"""

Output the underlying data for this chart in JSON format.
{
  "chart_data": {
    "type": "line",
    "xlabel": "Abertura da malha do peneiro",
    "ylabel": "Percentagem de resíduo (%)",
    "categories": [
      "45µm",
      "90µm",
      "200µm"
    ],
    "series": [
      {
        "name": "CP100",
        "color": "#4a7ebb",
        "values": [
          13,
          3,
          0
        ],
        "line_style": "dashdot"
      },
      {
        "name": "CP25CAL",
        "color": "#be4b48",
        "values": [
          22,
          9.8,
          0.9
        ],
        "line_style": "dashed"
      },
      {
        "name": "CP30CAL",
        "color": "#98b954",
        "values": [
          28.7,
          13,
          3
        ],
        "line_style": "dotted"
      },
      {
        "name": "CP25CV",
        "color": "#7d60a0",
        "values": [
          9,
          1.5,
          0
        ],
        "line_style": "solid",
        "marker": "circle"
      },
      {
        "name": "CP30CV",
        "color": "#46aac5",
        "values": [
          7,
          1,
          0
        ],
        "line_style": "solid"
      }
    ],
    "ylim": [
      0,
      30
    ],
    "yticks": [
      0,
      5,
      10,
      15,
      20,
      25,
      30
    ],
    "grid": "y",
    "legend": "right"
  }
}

"""

» **WHAT THE TASK ASKS**: Copy out every line of the data that includes "name".

» **WRITTEN SOLUTION**:
        "name": "CP100",
        "name": "CP25CAL",
        "name": "CP30CAL",
        "name": "CP25CV",
        "name": "CP30CV",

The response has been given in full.